**To be done**
Across the entries below, count the lines in which the word "quietly" occurs. Reply with the count alone.

**Supplied entries**
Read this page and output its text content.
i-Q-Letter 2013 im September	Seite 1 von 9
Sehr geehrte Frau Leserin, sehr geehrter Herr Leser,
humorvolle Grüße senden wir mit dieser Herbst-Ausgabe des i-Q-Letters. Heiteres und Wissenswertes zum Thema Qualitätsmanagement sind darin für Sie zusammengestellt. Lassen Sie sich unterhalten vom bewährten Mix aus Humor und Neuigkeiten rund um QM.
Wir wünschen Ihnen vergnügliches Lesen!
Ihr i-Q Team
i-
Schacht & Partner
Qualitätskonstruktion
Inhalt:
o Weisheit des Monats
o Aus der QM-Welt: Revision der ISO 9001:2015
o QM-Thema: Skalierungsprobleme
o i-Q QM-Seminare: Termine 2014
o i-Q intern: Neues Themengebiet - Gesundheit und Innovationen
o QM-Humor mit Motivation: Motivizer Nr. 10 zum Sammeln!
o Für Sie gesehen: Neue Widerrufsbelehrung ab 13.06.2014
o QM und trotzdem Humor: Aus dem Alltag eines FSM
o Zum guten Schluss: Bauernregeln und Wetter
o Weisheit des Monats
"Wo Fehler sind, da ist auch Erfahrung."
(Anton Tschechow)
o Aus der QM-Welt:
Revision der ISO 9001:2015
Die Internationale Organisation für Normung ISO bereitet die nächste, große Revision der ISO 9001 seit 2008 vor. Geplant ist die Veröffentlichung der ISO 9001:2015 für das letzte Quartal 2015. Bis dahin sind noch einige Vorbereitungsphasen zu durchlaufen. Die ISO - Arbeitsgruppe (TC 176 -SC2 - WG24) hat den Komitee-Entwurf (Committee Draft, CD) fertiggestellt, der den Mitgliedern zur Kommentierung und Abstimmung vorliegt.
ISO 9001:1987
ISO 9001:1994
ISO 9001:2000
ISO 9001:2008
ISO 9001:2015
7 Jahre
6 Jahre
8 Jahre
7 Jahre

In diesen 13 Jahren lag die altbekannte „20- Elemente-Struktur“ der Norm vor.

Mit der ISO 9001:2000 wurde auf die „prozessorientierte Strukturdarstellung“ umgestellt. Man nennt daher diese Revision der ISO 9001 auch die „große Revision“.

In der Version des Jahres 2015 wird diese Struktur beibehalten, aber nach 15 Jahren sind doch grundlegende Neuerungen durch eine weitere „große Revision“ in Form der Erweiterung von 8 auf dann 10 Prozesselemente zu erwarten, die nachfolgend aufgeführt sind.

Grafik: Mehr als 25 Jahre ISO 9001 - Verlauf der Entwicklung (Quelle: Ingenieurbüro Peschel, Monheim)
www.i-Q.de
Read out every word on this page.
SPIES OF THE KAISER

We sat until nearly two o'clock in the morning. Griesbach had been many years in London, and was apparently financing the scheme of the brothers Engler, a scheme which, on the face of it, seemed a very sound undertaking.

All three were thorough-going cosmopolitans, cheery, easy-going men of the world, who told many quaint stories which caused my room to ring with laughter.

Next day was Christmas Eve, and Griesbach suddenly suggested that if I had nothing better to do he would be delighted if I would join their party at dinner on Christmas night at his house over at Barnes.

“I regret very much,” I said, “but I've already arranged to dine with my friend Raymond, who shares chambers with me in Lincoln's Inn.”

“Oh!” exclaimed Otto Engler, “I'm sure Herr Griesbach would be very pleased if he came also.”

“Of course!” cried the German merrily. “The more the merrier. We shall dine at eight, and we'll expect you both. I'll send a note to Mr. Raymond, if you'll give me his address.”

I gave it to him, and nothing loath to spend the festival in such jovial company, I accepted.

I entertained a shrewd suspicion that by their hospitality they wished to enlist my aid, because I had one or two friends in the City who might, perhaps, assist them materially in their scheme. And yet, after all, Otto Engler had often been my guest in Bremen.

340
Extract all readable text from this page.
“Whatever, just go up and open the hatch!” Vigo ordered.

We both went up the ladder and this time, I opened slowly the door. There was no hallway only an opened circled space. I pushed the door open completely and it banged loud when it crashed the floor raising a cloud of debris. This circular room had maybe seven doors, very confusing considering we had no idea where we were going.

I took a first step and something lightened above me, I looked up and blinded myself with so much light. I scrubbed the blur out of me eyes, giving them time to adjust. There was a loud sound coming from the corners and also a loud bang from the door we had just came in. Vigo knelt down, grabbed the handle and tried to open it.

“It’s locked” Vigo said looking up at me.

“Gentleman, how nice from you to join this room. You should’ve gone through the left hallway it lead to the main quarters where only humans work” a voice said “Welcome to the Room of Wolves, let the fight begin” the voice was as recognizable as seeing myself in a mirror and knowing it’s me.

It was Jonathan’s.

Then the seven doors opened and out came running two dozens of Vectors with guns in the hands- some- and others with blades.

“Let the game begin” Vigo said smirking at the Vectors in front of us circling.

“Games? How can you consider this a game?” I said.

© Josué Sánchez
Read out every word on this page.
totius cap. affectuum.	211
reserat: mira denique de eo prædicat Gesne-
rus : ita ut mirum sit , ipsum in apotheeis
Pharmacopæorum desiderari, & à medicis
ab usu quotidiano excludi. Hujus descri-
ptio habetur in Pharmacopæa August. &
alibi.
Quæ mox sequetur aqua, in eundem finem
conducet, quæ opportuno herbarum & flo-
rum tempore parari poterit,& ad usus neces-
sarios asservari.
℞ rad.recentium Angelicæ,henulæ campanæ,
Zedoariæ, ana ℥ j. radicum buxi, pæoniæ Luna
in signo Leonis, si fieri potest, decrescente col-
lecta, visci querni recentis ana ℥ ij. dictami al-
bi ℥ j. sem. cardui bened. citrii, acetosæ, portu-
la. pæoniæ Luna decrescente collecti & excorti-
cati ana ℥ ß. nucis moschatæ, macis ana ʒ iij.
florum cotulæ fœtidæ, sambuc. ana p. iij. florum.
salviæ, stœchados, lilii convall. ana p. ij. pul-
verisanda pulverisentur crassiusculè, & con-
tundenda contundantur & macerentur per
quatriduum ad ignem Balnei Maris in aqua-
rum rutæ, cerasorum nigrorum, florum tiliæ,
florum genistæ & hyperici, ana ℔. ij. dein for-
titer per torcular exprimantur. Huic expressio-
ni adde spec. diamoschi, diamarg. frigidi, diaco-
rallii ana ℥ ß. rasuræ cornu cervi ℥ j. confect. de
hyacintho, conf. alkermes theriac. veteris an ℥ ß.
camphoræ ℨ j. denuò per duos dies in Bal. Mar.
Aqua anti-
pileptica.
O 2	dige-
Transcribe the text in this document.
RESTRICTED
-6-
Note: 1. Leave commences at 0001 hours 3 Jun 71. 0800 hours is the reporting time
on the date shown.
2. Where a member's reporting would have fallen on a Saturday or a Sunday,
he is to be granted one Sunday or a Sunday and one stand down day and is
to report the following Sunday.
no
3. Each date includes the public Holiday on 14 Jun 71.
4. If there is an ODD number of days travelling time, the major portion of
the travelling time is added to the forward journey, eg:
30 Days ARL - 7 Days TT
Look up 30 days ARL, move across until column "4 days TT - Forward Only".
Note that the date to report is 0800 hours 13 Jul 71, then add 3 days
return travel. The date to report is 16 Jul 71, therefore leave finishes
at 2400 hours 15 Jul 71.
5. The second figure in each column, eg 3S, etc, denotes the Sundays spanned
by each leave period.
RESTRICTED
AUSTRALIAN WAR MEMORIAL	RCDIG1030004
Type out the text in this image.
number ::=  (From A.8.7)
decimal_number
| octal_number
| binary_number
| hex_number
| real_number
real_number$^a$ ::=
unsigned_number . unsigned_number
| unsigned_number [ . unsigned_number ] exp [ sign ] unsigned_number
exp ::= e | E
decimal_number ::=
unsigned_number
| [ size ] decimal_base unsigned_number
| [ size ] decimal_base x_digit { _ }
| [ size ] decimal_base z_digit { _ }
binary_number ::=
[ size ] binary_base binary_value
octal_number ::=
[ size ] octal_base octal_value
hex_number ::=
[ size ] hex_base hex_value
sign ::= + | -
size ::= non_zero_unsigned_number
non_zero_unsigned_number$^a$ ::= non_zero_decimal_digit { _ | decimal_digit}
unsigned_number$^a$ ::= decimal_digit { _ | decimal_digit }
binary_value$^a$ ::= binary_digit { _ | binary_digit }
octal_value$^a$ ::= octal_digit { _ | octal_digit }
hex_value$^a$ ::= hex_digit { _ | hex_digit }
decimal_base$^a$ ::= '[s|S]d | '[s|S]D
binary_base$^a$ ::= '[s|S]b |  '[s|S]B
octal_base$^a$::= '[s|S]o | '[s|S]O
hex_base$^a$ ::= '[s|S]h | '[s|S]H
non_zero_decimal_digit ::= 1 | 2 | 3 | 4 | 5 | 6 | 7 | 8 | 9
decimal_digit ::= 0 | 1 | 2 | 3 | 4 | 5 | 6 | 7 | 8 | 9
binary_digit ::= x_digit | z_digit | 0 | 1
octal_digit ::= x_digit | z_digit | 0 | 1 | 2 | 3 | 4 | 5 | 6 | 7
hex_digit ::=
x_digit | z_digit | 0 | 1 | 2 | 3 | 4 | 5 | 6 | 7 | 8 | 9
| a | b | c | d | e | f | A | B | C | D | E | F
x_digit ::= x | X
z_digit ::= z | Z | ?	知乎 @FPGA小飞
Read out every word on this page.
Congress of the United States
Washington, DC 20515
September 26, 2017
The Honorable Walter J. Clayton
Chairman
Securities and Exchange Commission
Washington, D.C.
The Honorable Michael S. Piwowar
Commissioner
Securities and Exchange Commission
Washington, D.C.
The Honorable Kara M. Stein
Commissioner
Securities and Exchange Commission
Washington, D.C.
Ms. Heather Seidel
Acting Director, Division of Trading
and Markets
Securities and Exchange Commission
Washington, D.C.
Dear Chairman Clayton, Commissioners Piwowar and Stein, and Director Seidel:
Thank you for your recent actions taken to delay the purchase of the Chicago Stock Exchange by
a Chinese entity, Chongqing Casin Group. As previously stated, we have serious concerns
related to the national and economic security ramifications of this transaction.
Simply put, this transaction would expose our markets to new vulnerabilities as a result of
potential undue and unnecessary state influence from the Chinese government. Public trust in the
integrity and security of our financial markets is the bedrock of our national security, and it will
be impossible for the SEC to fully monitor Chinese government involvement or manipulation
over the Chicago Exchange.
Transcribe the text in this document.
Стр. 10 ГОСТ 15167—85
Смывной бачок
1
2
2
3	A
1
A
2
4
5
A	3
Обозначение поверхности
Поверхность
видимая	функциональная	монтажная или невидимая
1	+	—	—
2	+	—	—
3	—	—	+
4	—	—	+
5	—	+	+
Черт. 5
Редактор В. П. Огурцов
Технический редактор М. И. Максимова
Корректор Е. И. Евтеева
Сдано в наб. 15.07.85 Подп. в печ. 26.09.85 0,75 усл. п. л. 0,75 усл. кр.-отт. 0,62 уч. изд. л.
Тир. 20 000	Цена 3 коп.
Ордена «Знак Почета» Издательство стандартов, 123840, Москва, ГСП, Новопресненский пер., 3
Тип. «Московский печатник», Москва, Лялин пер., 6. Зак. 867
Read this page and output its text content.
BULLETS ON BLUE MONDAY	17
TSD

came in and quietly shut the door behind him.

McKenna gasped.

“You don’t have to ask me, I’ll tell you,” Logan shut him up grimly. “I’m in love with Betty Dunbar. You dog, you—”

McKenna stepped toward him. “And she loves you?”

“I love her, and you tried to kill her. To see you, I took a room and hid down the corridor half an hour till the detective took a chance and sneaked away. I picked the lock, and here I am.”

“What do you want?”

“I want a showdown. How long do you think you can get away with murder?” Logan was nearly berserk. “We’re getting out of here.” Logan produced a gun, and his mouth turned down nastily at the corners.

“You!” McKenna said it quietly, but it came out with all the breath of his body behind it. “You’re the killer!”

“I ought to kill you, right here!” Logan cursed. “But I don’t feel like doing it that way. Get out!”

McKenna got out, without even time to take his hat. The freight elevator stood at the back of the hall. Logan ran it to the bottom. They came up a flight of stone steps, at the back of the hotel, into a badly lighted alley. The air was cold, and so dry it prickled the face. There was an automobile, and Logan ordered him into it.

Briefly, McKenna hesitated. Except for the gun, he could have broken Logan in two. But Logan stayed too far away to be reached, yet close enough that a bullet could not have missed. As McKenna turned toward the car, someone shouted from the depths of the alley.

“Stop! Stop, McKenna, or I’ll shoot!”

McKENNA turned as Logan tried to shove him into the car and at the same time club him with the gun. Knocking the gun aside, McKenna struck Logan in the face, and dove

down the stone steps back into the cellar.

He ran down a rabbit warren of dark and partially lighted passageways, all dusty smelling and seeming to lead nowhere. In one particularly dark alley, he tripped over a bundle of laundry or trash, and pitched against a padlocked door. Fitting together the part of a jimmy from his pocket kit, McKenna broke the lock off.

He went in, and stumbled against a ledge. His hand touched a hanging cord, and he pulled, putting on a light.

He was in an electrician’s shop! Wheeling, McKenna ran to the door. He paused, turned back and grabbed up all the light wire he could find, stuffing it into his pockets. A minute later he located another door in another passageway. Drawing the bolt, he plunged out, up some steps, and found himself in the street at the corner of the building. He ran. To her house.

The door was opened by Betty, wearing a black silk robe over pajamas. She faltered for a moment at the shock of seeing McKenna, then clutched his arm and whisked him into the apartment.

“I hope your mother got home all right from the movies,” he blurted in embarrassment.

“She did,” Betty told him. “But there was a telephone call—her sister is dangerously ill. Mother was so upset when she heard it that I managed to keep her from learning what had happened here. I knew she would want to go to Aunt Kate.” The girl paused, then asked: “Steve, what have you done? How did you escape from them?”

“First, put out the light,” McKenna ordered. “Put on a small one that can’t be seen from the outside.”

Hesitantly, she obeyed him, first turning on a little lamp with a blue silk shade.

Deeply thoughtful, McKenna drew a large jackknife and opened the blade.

**Written reply**
2